◆ **PROBLEM TO WORK ON**:
Scan the data. Collect each line that contains the word "very".

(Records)
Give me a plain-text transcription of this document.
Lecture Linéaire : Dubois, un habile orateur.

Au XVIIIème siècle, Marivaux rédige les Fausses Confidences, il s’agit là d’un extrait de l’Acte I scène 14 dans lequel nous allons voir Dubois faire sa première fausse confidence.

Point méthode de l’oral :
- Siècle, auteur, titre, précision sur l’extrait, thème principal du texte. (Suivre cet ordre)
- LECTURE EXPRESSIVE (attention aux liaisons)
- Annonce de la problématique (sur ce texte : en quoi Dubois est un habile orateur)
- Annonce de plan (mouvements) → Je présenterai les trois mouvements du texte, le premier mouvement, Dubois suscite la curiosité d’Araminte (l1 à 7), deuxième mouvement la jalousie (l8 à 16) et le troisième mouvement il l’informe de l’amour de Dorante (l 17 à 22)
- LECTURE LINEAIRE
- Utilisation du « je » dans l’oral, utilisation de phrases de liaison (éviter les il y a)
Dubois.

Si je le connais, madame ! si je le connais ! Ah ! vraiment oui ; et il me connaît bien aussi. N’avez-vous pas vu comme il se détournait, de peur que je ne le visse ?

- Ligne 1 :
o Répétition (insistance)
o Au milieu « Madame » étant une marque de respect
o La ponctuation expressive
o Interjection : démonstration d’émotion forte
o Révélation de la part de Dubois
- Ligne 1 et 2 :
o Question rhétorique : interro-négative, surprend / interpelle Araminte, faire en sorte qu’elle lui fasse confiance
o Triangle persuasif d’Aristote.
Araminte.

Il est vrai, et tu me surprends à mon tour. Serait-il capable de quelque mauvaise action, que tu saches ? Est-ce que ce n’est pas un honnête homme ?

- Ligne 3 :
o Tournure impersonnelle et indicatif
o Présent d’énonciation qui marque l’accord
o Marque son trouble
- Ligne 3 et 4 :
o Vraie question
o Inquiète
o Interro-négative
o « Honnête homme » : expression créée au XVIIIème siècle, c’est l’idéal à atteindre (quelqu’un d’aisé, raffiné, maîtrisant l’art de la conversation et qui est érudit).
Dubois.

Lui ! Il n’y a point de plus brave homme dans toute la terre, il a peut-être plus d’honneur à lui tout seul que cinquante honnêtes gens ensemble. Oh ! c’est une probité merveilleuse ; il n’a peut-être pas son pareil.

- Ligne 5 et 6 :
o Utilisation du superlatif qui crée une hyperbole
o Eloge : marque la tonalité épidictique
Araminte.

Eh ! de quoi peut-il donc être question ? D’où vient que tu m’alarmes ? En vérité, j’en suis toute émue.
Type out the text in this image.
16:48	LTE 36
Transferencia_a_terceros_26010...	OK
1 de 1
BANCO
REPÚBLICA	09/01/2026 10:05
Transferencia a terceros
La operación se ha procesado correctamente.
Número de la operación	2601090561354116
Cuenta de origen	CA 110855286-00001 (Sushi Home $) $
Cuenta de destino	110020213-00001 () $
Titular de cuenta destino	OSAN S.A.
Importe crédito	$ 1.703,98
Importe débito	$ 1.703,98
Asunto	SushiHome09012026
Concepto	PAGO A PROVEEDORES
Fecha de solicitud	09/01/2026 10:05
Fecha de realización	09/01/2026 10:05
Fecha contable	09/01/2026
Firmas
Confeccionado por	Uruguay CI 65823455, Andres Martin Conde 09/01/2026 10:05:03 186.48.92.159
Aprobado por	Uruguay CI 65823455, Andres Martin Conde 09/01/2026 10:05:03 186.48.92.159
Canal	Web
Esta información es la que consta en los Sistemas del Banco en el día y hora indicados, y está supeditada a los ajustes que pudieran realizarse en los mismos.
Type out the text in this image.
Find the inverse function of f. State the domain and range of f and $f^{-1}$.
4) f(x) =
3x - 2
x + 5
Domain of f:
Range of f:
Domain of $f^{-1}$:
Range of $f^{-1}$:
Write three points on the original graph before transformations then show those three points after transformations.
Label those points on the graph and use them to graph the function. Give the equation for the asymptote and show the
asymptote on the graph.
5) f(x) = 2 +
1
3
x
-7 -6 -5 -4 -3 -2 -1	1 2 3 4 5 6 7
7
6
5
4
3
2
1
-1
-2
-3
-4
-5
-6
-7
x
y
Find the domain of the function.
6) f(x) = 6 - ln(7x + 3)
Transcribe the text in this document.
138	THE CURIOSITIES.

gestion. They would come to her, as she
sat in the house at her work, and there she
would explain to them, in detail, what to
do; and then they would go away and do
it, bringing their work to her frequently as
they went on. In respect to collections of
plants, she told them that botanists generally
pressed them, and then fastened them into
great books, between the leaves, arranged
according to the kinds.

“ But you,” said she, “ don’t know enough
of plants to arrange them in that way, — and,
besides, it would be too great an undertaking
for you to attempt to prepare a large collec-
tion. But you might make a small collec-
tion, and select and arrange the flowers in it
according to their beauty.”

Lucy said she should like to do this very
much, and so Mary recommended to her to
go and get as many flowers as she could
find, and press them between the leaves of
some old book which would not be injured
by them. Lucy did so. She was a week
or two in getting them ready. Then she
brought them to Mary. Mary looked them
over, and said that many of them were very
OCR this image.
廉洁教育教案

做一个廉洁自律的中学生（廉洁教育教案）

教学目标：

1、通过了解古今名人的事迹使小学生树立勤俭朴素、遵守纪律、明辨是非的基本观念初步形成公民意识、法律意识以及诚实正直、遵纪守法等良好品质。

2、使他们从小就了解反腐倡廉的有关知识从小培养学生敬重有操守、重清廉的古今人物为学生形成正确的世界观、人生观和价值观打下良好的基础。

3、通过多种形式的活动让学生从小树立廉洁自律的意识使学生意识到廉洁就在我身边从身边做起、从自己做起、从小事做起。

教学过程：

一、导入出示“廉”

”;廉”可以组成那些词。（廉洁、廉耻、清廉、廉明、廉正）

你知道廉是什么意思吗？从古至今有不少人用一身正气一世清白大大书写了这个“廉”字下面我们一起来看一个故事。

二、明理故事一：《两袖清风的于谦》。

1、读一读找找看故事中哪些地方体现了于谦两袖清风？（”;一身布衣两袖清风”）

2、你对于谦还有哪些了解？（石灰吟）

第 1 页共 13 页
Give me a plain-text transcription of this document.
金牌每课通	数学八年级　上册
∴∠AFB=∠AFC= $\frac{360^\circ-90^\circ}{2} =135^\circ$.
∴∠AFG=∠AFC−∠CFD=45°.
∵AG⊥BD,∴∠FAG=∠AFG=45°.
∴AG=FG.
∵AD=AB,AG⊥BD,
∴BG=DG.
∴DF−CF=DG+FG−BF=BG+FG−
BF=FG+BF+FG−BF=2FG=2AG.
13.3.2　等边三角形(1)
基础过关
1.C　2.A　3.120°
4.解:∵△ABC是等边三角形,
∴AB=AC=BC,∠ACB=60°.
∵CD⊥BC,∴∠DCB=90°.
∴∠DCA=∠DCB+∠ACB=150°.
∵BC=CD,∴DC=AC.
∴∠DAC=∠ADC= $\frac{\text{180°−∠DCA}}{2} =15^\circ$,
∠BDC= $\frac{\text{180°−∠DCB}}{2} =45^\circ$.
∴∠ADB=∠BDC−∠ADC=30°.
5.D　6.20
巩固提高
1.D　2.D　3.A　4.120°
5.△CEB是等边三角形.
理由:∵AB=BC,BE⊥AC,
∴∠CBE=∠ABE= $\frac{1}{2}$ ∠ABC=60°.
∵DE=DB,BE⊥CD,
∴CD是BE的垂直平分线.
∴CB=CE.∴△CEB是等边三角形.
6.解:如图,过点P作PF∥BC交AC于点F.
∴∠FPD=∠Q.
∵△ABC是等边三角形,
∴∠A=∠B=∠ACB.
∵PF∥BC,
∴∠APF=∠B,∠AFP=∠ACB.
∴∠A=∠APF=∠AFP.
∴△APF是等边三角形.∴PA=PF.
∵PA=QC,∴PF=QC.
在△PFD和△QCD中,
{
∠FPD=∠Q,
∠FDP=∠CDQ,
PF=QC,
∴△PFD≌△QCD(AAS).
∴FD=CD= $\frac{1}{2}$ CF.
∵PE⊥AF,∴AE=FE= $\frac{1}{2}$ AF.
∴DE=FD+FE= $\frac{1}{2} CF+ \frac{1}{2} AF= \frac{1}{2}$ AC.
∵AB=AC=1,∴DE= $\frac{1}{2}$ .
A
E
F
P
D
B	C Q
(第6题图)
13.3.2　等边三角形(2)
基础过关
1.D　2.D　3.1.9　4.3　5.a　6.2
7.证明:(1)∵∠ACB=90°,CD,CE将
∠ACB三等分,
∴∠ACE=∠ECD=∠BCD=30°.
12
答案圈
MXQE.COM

◆ **RESPONSE BELOW**:
Lucy said she should like to do this very
over, and said that many of them were very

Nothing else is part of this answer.